◆ Set task: Collect each line of the records containing the string "this".

Records excerpted from a collection:
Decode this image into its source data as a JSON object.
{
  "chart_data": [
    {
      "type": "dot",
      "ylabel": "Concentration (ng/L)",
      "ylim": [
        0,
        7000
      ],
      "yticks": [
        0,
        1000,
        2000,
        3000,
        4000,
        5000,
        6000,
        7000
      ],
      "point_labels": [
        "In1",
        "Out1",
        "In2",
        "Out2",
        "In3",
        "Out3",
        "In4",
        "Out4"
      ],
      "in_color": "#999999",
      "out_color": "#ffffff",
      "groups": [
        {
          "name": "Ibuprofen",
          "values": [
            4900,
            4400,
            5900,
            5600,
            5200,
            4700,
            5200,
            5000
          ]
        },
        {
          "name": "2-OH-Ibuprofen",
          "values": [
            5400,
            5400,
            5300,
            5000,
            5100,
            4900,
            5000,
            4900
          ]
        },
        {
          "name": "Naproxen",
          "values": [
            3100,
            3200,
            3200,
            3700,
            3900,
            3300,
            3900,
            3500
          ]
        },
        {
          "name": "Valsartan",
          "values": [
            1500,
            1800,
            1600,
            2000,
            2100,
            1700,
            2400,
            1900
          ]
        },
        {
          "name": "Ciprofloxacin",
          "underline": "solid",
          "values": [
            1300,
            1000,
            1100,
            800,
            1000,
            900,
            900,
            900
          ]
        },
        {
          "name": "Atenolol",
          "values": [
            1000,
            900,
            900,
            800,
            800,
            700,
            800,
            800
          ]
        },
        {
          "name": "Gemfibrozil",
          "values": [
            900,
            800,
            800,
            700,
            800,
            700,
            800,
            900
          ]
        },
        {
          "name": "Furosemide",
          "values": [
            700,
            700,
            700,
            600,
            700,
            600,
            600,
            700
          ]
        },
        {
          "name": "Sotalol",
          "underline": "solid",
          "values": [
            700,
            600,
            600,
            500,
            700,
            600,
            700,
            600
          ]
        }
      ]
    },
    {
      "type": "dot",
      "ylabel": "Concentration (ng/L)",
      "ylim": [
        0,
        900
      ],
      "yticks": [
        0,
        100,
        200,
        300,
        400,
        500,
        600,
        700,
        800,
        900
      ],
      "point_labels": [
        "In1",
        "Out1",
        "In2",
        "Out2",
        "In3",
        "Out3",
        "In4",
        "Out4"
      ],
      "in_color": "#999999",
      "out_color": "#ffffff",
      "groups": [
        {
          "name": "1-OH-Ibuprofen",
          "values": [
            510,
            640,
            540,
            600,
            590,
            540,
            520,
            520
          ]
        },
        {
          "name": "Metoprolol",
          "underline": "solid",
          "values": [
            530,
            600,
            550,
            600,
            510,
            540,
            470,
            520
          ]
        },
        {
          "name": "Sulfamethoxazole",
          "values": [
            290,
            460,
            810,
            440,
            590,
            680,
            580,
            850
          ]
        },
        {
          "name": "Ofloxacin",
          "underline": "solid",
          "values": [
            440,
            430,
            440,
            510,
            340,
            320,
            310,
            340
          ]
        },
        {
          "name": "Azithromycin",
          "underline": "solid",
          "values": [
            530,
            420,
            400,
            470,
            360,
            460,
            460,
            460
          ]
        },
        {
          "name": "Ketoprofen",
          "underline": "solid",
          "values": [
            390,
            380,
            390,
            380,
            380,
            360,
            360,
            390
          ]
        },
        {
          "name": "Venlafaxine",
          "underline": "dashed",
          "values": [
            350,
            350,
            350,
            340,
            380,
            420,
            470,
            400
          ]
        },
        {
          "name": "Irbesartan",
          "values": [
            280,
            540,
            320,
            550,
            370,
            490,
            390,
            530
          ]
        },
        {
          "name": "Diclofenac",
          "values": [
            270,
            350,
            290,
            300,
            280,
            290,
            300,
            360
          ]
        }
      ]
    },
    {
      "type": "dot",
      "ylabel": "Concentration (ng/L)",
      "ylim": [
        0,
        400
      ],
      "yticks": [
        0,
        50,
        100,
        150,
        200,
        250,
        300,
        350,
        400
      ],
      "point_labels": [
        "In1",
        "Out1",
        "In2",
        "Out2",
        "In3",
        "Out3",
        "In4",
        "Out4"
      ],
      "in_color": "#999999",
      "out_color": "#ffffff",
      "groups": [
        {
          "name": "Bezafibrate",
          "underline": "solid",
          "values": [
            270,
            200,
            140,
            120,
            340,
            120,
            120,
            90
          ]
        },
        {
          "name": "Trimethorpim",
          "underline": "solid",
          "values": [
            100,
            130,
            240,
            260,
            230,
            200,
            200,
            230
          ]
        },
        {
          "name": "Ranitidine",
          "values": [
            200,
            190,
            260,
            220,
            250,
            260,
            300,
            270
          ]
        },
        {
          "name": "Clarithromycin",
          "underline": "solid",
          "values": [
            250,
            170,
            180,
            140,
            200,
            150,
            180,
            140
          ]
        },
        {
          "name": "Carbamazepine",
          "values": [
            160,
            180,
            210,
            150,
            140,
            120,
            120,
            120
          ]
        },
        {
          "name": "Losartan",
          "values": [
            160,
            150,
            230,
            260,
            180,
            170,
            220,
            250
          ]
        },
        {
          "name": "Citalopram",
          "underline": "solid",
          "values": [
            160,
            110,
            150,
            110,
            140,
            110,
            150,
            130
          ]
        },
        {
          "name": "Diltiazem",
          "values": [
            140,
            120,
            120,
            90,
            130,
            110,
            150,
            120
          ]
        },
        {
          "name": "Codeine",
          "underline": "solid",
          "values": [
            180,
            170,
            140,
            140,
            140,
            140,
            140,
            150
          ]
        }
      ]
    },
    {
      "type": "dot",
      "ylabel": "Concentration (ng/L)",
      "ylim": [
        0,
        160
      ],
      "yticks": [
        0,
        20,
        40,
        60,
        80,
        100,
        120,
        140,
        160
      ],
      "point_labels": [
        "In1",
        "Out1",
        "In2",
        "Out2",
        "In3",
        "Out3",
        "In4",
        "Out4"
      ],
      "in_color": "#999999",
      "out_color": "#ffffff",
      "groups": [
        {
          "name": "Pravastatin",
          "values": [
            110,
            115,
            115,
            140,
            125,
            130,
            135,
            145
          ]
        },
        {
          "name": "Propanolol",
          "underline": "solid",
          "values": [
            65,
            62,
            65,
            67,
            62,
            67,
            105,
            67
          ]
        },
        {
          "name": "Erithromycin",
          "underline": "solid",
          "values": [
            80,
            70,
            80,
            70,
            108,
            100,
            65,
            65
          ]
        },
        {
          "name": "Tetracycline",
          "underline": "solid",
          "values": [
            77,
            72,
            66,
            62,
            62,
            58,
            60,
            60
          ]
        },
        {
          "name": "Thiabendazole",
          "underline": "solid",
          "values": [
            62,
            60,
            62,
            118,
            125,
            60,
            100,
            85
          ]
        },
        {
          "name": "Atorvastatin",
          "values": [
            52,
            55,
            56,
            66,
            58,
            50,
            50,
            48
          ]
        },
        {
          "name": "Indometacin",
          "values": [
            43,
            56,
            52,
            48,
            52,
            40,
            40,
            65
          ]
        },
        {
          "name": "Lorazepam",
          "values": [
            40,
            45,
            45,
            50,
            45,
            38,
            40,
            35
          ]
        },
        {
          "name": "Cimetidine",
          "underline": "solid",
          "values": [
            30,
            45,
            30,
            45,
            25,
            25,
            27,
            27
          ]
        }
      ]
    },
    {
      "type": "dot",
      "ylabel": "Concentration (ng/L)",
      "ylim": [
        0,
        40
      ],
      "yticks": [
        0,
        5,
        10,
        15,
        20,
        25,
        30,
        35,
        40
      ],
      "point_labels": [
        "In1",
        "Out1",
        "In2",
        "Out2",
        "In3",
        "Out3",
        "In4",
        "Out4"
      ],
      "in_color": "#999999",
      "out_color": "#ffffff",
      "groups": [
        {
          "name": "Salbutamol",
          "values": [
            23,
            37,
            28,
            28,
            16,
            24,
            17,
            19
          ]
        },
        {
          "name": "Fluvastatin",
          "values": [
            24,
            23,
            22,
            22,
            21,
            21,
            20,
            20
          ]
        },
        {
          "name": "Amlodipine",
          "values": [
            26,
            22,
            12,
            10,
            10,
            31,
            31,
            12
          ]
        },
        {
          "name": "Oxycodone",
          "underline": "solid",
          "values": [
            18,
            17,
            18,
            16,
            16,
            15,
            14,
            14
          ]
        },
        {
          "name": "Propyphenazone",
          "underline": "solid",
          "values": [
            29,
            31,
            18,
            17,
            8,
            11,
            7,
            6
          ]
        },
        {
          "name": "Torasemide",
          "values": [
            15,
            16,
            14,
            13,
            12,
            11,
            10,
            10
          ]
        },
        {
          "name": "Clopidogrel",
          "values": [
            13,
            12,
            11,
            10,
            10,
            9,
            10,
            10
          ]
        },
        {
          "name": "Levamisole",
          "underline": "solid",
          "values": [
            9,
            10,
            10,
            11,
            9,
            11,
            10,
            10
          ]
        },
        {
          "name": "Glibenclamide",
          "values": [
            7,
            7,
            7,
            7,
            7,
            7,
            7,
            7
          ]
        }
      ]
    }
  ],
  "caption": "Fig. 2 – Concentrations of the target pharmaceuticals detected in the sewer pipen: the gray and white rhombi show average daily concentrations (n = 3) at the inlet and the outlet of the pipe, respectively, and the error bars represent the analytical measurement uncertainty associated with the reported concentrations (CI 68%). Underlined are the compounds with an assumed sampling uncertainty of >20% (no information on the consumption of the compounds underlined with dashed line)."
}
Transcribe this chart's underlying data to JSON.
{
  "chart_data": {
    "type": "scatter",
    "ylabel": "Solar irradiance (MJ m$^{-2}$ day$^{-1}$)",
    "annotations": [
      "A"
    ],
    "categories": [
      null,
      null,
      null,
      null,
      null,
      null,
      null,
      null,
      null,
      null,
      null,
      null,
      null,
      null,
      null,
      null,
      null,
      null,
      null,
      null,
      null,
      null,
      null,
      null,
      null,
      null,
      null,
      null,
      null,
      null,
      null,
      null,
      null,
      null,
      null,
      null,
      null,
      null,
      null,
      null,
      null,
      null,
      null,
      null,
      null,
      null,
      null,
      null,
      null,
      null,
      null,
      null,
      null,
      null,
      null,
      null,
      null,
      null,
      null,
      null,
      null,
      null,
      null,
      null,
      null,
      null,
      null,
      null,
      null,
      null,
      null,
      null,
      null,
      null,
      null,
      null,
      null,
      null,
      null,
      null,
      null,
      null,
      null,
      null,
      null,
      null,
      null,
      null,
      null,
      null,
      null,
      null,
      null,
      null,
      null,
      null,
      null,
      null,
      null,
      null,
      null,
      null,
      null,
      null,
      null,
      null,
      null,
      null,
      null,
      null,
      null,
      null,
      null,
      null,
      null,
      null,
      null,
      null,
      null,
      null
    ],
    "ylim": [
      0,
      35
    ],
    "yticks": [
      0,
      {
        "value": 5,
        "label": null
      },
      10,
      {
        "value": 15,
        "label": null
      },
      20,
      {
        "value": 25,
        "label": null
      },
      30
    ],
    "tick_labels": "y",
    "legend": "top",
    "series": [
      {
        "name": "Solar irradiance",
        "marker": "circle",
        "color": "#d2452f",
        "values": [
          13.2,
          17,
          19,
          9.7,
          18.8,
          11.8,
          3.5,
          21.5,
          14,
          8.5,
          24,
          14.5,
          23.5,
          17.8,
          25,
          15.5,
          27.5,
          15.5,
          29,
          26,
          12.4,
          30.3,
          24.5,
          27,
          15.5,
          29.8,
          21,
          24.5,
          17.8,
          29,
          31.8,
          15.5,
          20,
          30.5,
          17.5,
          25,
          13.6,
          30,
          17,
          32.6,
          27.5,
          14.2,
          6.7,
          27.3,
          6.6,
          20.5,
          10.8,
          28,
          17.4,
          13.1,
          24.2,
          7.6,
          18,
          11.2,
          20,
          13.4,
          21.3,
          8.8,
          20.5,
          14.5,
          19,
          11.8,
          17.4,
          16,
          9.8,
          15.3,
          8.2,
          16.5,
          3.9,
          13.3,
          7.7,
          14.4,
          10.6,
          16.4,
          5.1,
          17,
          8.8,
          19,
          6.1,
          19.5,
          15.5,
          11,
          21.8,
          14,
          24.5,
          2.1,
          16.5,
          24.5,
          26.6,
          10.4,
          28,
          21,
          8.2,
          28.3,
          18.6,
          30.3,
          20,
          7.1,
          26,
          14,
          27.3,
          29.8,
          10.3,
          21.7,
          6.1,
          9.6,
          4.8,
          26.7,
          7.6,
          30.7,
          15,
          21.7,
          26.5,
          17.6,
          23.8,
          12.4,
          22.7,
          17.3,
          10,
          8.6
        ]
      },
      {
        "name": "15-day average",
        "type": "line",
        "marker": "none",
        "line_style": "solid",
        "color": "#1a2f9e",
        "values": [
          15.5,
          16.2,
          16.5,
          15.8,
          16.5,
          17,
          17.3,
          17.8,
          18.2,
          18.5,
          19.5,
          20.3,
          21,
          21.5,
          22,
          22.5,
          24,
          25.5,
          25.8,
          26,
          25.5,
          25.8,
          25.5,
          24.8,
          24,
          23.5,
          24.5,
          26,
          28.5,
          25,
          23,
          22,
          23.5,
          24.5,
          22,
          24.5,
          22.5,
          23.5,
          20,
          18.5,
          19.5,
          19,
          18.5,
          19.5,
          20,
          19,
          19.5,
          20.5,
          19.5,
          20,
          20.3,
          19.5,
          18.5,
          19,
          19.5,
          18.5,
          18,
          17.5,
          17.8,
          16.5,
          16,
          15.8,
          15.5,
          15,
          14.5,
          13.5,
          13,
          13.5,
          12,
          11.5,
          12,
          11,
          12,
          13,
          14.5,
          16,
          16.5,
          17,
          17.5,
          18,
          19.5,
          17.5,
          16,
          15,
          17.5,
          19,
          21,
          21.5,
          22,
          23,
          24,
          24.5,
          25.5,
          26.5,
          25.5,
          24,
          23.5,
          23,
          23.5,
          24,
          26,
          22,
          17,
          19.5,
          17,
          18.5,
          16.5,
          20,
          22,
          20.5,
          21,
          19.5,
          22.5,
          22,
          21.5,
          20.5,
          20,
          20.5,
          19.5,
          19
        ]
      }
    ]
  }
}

◆ The answer:
Decode this image into its source data as a JSON object.
Transcribe this chart's underlying data to JSON.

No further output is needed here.